## Task to complete
In how many lines of the data does the word "fastTopic" appear? Give the number by itself.

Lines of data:
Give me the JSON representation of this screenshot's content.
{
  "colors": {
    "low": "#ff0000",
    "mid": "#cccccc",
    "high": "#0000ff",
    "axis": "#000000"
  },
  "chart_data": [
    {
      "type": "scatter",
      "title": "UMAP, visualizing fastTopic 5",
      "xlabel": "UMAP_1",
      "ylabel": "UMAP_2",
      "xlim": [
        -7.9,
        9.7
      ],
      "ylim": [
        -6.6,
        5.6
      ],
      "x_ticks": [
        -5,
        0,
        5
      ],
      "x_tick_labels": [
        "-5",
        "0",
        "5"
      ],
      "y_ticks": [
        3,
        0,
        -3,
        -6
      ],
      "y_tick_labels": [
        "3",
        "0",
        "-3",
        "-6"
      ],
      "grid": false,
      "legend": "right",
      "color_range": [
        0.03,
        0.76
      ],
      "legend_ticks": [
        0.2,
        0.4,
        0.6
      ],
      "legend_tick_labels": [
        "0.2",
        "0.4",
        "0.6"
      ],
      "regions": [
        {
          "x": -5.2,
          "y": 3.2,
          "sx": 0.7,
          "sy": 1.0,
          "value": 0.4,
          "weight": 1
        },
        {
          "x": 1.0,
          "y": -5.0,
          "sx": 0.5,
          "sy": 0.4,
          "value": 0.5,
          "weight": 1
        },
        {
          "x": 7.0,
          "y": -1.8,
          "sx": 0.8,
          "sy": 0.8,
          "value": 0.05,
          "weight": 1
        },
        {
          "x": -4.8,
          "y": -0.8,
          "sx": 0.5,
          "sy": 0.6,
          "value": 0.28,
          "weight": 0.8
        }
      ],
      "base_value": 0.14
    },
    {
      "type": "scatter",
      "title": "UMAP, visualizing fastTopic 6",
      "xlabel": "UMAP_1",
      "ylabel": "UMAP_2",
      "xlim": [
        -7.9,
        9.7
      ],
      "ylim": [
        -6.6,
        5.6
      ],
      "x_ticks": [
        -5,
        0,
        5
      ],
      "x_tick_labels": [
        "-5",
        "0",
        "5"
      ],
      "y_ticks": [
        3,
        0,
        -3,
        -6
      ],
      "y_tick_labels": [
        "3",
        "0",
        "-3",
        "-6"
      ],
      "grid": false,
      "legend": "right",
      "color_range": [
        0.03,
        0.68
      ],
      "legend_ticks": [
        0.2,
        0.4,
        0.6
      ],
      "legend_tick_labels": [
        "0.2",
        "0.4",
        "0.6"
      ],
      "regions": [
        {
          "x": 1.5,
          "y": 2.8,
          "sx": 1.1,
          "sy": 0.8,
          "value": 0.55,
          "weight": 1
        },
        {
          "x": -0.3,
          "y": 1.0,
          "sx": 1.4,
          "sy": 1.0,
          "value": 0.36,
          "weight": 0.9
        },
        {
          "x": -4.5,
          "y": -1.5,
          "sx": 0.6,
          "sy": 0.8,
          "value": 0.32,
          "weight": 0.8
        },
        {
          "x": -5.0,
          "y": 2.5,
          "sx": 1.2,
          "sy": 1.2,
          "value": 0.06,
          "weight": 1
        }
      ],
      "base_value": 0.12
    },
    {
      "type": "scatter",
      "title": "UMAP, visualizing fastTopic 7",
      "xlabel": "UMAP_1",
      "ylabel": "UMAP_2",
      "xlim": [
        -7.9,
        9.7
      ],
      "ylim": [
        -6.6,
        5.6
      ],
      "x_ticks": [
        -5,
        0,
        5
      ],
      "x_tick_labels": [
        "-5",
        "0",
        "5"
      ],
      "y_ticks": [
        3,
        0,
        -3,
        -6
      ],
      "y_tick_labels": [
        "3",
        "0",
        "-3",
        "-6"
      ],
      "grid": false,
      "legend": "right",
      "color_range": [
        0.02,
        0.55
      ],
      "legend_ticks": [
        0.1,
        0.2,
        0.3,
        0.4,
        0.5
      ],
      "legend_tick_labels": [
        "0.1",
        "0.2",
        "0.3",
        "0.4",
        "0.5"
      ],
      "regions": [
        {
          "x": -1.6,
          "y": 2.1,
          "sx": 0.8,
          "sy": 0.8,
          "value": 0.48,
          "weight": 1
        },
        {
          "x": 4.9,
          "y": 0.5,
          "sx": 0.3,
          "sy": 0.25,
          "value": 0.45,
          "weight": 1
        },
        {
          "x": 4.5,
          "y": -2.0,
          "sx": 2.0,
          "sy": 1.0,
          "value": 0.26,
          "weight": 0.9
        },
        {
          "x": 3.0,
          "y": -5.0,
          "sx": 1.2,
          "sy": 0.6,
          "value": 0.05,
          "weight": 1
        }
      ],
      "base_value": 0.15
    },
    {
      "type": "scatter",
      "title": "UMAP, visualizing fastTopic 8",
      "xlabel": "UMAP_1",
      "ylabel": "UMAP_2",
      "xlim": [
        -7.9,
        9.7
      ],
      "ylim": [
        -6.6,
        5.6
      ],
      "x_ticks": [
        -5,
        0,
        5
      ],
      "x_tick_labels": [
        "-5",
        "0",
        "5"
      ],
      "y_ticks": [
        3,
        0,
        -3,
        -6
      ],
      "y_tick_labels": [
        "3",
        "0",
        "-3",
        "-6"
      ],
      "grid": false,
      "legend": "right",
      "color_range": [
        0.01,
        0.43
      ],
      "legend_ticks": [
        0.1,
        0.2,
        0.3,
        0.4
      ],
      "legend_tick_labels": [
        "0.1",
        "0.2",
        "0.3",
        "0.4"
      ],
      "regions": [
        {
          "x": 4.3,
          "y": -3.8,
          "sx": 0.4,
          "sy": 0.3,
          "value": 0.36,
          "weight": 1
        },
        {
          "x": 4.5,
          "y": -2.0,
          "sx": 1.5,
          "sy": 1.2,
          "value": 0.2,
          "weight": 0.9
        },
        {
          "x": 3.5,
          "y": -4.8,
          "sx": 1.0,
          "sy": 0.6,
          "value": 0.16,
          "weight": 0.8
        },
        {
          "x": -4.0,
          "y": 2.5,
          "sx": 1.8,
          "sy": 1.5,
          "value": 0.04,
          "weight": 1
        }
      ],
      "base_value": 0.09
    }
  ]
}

## Expected answer
4